GIVEN PROBLEM: Omit the images, then print each record below exactly as it reads.

-- start --

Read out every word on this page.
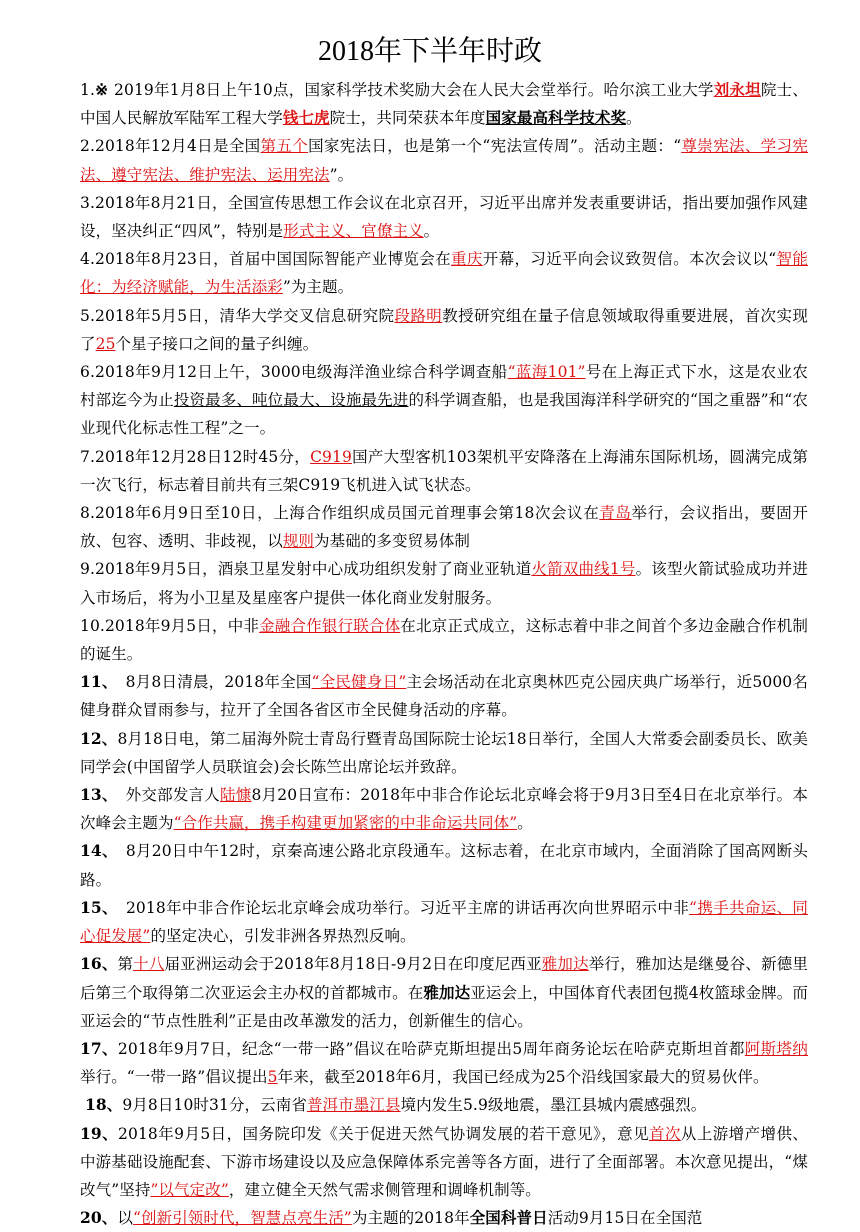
2018年下半年时政

1.※ 2019年1月8日上午10点，国家科学技术奖励大会在人民大会堂举行。哈尔滨工业大学刘永坦院士、中国人民解放军陆军工程大学钱七虎院士，共同荣获本年度国家最高科学技术奖。

2.2018年12月4日是全国第五个国家宪法日，也是第一个“宪法宣传周”。活动主题：“尊崇宪法、学习宪法、遵守宪法、维护宪法、运用宪法”。

3.2018年8月21日，全国宣传思想工作会议在北京召开，习近平出席并发表重要讲话，指出要加强作风建设，坚决纠正“四风”，特别是形式主义、官僚主义。

4.2018年8月23日，首届中国国际智能产业博览会在重庆开幕，习近平向会议致贺信。本次会议以“智能化：为经济赋能，为生活添彩”为主题。

5.2018年5月5日，清华大学交叉信息研究院段路明教授研究组在量子信息领域取得重要进展，首次实现了25个星子接口之间的量子纠缠。

6.2018年9月12日上午，3000电级海洋渔业综合科学调查船“蓝海101”号在上海正式下水，这是农业农村部迄今为止投资最多、吨位最大、设施最先进的科学调查船，也是我国海洋科学研究的“国之重器”和“农业现代化标志性工程”之一。

7.2018年12月28日12时45分，C919国产大型客机103架机平安降落在上海浦东国际机场，圆满完成第一次飞行，标志着目前共有三架C919飞机进入试飞状态。

8.2018年6月9日至10日，上海合作组织成员国元首理事会第18次会议在青岛举行，会议指出，要固开放、包容、透明、非歧视，以规则为基础的多变贸易体制

9.2018年9月5日，酒泉卫星发射中心成功组织发射了商业亚轨道火箭双曲线1号。该型火箭试验成功并进入市场后，将为小卫星及星座客户提供一体化商业发射服务。

10.2018年9月5日，中非金融合作银行联合体在北京正式成立，这标志着中非之间首个多边金融合作机制的诞生。

11、　8月8日清晨，2018年全国“全民健身日”主会场活动在北京奥林匹克公园庆典广场举行，近5000名健身群众冒雨参与，拉开了全国各省区市全民健身活动的序幕。

12、8月18日电，第二届海外院士青岛行暨青岛国际院士论坛18日举行，全国人大常委会副委员长、欧美同学会(中国留学人员联谊会)会长陈竺出席论坛并致辞。

13、　外交部发言人陆慷8月20日宣布：2018年中非合作论坛北京峰会将于9月3日至4日在北京举行。本次峰会主题为“合作共赢，携手构建更加紧密的中非命运共同体”。

14、　8月20日中午12时，京秦高速公路北京段通车。这标志着，在北京市域内，全面消除了国高网断头路。

15、　2018年中非合作论坛北京峰会成功举行。习近平主席的讲话再次向世界昭示中非“携手共命运、同心促发展”的坚定决心，引发非洲各界热烈反响。

16、第十八届亚洲运动会于2018年8月18日-9月2日在印度尼西亚雅加达举行，雅加达是继曼谷、新德里后第三个取得第二次亚运会主办权的首都城市。在雅加达亚运会上，中国体育代表团包揽4枚篮球金牌。而亚运会的“节点性胜利”正是由改革激发的活力，创新催生的信心。

17、2018年9月7日，纪念“一带一路”倡议在哈萨克斯坦提出5周年商务论坛在哈萨克斯坦首都阿斯塔纳举行。“一带一路”倡议提出5年来，截至2018年6月，我国已经成为25个沿线国家最大的贸易伙伴。

18、9月8日10时31分，云南省普洱市墨江县境内发生5.9级地震，墨江县城内震感强烈。

19、2018年9月5日，国务院印发《关于促进天然气协调发展的若干意见》，意见首次从上游增产增供、中游基础设施配套、下游市场建设以及应急保障体系完善等各方面，进行了全面部署。本次意见提出，“煤改气”坚持”以气定改”，建立健全天然气需求侧管理和调峰机制等。

20、以“创新引领时代，智慧点亮生活”为主题的2018年全国科普日活动9月15日在全国范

-- end --

RESPONSE FOR THIS EXERCISE:
Read out every word on this page.
2018年下半年时政

1.※ 2019年1月8日上午10点，国家科学技术奖励大会在人民大会堂举行。哈尔滨工业大学刘永坦院士、中国人民解放军陆军工程大学钱七虎院士，共同荣获本年度国家最高科学技术奖。

2.2018年12月4日是全国第五个国家宪法日，也是第一个“宪法宣传周”。活动主题：“尊崇宪法、学习宪法、遵守宪法、维护宪法、运用宪法”。

3.2018年8月21日，全国宣传思想工作会议在北京召开，习近平出席并发表重要讲话，指出要加强作风建设，坚决纠正“四风”，特别是形式主义、官僚主义。

4.2018年8月23日，首届中国国际智能产业博览会在重庆开幕，习近平向会议致贺信。本次会议以“智能化：为经济赋能，为生活添彩”为主题。

5.2018年5月5日，清华大学交叉信息研究院段路明教授研究组在量子信息领域取得重要进展，首次实现了25个星子接口之间的量子纠缠。

6.2018年9月12日上午，3000电级海洋渔业综合科学调查船“蓝海101”号在上海正式下水，这是农业农村部迄今为止投资最多、吨位最大、设施最先进的科学调查船，也是我国海洋科学研究的“国之重器”和“农业现代化标志性工程”之一。

7.2018年12月28日12时45分，C919国产大型客机103架机平安降落在上海浦东国际机场，圆满完成第一次飞行，标志着目前共有三架C919飞机进入试飞状态。

8.2018年6月9日至10日，上海合作组织成员国元首理事会第18次会议在青岛举行，会议指出，要固开放、包容、透明、非歧视，以规则为基础的多变贸易体制

9.2018年9月5日，酒泉卫星发射中心成功组织发射了商业亚轨道火箭双曲线1号。该型火箭试验成功并进入市场后，将为小卫星及星座客户提供一体化商业发射服务。

10.2018年9月5日，中非金融合作银行联合体在北京正式成立，这标志着中非之间首个多边金融合作机制的诞生。

11、　8月8日清晨，2018年全国“全民健身日”主会场活动在北京奥林匹克公园庆典广场举行，近5000名健身群众冒雨参与，拉开了全国各省区市全民健身活动的序幕。

12、8月18日电，第二届海外院士青岛行暨青岛国际院士论坛18日举行，全国人大常委会副委员长、欧美同学会(中国留学人员联谊会)会长陈竺出席论坛并致辞。

13、　外交部发言人陆慷8月20日宣布：2018年中非合作论坛北京峰会将于9月3日至4日在北京举行。本次峰会主题为“合作共赢，携手构建更加紧密的中非命运共同体”。

14、　8月20日中午12时，京秦高速公路北京段通车。这标志着，在北京市域内，全面消除了国高网断头路。

15、　2018年中非合作论坛北京峰会成功举行。习近平主席的讲话再次向世界昭示中非“携手共命运、同心促发展”的坚定决心，引发非洲各界热烈反响。

16、第十八届亚洲运动会于2018年8月18日-9月2日在印度尼西亚雅加达举行，雅加达是继曼谷、新德里后第三个取得第二次亚运会主办权的首都城市。在雅加达亚运会上，中国体育代表团包揽4枚篮球金牌。而亚运会的“节点性胜利”正是由改革激发的活力，创新催生的信心。

17、2018年9月7日，纪念“一带一路”倡议在哈萨克斯坦提出5周年商务论坛在哈萨克斯坦首都阿斯塔纳举行。“一带一路”倡议提出5年来，截至2018年6月，我国已经成为25个沿线国家最大的贸易伙伴。

18、9月8日10时31分，云南省普洱市墨江县境内发生5.9级地震，墨江县城内震感强烈。

19、2018年9月5日，国务院印发《关于促进天然气协调发展的若干意见》，意见首次从上游增产增供、中游基础设施配套、下游市场建设以及应急保障体系完善等各方面，进行了全面部署。本次意见提出，“煤改气”坚持”以气定改”，建立健全天然气需求侧管理和调峰机制等。

20、以“创新引领时代，智慧点亮生活”为主题的2018年全国科普日活动9月15日在全国范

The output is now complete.